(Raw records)
· · ·
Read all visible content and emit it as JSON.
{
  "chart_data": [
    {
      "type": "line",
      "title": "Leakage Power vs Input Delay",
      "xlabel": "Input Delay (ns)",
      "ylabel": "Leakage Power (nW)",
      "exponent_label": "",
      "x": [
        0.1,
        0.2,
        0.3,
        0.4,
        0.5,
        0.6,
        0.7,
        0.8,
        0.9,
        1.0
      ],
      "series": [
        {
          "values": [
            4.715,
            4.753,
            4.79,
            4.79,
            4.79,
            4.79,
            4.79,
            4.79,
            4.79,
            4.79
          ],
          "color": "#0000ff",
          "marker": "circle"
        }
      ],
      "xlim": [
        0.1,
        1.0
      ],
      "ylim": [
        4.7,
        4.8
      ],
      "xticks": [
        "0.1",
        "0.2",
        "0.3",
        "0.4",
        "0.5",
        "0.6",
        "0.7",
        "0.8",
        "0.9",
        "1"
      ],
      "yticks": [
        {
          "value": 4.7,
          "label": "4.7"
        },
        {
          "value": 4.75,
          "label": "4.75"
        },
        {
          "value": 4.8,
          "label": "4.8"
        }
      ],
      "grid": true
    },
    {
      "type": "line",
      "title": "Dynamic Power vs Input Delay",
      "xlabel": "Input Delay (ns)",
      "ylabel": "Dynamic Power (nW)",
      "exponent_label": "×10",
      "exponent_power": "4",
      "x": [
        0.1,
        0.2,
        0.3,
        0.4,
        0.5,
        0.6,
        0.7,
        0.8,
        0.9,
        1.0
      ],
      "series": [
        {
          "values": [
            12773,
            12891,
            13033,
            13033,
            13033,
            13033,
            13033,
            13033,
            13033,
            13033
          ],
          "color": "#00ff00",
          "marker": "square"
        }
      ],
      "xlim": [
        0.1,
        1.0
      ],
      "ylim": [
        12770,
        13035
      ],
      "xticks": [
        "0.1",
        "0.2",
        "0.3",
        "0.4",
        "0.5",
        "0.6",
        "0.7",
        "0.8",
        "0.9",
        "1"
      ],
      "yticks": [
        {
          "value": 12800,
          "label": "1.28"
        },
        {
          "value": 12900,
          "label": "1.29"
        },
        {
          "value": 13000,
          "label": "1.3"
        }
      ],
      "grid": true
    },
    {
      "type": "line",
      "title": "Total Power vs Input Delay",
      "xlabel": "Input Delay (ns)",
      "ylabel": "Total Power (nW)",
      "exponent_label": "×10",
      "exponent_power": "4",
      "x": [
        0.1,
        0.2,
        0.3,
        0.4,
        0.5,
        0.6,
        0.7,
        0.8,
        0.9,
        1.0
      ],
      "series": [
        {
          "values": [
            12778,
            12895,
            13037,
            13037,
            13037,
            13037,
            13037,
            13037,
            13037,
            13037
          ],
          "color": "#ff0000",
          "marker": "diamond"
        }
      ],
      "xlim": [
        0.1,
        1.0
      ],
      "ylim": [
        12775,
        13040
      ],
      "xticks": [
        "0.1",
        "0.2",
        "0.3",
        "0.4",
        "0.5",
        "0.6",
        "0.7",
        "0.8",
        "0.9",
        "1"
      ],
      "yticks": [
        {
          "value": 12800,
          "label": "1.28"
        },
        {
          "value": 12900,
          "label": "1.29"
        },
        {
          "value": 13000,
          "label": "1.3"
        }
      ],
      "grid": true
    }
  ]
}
· · ·
OBJECTIVE
From the listing above, copy all lines holding the word "ylabel".

WRITTEN RESPONSE
      "ylabel": "Leakage Power (nW)",
      "ylabel": "Dynamic Power (nW)",
      "ylabel": "Total Power (nW)",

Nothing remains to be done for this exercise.